» SET EXERCISE: Copy out each line that has "数据说明" in it.

» THE RECORDS:

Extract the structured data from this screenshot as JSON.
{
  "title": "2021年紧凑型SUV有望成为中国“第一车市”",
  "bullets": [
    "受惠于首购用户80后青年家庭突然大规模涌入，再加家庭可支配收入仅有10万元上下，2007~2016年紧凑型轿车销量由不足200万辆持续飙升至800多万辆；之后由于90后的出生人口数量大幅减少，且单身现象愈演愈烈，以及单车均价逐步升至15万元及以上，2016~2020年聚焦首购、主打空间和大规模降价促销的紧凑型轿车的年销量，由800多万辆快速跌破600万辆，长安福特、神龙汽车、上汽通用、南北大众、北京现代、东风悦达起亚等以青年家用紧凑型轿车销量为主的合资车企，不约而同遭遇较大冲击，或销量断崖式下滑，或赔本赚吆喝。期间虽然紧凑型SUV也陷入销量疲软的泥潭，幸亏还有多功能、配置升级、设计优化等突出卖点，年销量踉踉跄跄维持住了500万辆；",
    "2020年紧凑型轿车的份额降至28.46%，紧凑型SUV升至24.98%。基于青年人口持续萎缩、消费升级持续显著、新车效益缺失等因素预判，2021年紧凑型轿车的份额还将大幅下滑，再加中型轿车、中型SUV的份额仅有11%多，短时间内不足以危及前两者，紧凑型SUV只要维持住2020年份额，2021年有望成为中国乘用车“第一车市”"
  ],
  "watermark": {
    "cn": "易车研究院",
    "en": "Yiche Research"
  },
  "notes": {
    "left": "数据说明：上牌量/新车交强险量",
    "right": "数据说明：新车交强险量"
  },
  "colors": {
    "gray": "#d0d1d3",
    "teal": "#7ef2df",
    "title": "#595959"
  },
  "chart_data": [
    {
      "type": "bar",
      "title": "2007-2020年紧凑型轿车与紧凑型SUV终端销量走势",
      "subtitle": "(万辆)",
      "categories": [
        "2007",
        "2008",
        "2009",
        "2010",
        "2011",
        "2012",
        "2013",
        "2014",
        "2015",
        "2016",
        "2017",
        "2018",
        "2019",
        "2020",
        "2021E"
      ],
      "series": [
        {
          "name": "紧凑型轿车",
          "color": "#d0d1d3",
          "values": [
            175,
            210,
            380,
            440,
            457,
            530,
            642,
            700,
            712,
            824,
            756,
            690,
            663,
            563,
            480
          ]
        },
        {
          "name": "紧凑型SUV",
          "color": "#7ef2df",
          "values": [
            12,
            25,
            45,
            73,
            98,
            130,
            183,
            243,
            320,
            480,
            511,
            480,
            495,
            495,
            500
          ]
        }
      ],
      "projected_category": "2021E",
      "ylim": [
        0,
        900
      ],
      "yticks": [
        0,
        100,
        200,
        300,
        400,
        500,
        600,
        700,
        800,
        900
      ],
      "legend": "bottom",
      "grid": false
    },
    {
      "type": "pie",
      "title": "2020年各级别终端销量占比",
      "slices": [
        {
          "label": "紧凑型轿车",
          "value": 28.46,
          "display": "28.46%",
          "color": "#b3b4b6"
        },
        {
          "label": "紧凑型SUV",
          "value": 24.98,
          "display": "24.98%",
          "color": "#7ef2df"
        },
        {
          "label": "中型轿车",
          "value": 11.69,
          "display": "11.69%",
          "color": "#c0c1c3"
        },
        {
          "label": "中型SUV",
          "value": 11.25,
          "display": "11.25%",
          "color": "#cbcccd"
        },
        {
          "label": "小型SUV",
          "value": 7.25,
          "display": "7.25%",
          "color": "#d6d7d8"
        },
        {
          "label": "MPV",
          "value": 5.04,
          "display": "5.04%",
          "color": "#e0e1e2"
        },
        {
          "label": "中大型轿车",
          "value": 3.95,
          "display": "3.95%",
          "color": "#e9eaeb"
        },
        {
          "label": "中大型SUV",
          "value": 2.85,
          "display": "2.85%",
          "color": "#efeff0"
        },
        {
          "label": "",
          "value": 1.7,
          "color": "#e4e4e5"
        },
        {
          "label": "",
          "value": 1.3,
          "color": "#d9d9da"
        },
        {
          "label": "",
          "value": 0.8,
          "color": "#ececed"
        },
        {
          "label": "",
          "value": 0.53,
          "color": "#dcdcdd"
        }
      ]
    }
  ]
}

» RESPONSE:
    "left": "数据说明：上牌量/新车交强险量",
    "right": "数据说明：新车交强险量"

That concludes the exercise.